--- DIRECTIONS ---
From the entries that follow, pick out all lines holding "true".

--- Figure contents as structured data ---
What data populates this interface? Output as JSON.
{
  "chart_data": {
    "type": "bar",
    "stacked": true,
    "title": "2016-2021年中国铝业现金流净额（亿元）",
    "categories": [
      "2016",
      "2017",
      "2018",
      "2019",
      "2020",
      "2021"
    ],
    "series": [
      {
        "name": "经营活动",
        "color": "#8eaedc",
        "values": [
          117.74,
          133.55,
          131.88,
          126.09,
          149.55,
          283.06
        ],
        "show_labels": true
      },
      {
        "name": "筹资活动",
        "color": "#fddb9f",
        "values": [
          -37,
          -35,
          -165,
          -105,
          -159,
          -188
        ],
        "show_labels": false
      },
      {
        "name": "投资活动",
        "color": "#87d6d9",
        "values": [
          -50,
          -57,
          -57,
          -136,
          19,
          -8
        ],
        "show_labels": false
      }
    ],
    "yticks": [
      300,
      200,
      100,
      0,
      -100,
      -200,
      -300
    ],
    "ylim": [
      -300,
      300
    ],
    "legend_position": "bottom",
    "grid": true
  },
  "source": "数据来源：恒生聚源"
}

--- ANSWER TO THIS EXERCISE ---
    "stacked": true,
        "show_labels": true
    "grid": true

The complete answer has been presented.